# Exercise prompt
From the NervesHub page below, quote the passage from "NervesHub products are" to "product name example." word for word.

# Passage provided
NervesHub

CircleCI Hex version

This directory contains the official client for interacting with the NervesHub server as a device.

Getting Started

Adding NervesHub to your project

Start by adding nerves_hub to your target dependencies in your mix.exs file. NervesHub uses SSL certificates to secure communication between the device and the server. It is important that the time on the device is set for SSL to function properly. If you are not already setting the time, you can also include nerves_time.

  defp deps(target) do
    [
      {:nerves_runtime, "~> 0.4"},
      {:nerves_init_gadget, "~> 0.1"},
      {:nerves_time, "~> 0.2"},
      {:nerves_hub, "~> 0.1"}
    ] ++ system(target)
  end

Update your config for :nerves :firmware to delegate :provisioning to :nerves_hub. This will be helpful later on when programming the firmware on a device for the first time.

config :nerves, :firmware,
  rootfs_overlay: "rootfs_overlay",
  provisioning: :nerves_hub

Setting up the CLI

The NervesHubCLI is included as a dependency of nerves_hub. Since nerves_hub is only a target dependency, you can only run nerves_hub mix tasks when the target is set. To make it always available, add nerves_hub_cli to all deps:

  defp deps do
    [
      {:nerves, "~> 1.3", runtime: false},
      {:nerves_hub_cli, "~> 0.1", runtime: false},
      {:shoehorn, "~> 0.3"}
    ] ++ deps(@target)
  end

Using the NervesHubCLI requires that you first create a NervesHub account and create your user certificates. You can register for a new account by running:

mix nerves_hub.user register

If you have an existing account, you can authenticate by running:

mix nerves_hub.user auth

Creating a NervesHub product

NervesHub products are a way of grouping devices running firmware that is created from your source mix project. NervesHub uses the :app name in your mix.exs for the project name. If you would like it to use a different name, add a :name field to your Mix.Project.config(). For example, NervesHub would use “My Example” instead of “example” for the following project.

  def project do
    [
      app: :example,
      name: "My Example"
    ]
  end

For the remainder of this document, we will be using the product name example.

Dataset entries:
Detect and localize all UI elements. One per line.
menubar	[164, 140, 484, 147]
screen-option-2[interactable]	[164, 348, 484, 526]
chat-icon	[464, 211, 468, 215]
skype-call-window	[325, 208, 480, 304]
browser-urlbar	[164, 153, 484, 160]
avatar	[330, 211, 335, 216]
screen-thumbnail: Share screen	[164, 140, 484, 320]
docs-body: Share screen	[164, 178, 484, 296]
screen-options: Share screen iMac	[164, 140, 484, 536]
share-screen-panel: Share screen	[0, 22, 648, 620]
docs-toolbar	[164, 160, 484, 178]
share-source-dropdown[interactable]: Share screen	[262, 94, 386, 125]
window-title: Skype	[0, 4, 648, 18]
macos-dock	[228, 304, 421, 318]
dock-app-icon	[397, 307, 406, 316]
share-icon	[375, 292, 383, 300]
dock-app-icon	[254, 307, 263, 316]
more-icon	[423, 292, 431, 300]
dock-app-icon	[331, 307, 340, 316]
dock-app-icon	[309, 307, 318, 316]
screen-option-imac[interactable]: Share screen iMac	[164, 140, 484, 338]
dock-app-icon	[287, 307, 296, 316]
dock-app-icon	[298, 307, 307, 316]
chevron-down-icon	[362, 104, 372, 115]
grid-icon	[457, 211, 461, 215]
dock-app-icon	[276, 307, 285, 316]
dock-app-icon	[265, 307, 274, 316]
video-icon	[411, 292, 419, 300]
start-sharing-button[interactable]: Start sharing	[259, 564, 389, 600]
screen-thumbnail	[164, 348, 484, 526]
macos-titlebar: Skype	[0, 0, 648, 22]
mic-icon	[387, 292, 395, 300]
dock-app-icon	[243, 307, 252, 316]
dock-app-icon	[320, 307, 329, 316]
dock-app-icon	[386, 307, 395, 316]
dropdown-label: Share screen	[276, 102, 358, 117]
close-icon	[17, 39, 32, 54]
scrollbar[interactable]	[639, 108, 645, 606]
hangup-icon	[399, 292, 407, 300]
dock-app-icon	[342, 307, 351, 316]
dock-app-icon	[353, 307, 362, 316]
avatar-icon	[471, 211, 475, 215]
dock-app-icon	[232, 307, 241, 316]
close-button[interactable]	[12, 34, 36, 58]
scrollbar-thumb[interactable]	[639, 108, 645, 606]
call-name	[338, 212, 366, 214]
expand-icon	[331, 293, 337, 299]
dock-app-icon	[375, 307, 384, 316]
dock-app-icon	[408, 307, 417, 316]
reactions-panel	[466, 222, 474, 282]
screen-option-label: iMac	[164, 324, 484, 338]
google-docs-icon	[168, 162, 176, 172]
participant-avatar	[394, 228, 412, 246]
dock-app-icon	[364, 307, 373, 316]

# Response below
NervesHub products are a way of grouping devices running firmware that is created from your source mix project. NervesHub uses the :app name in your mix.exs for the project name. If you would like it to use a different name, add a :name field to your Mix.Project.config(). For example, NervesHub would use “My Example” instead of “example” for the following project.

  def project do
    [
      app: :example,
      name: "My Example"
    ]
  end

For the remainder of this document, we will be using the product name example.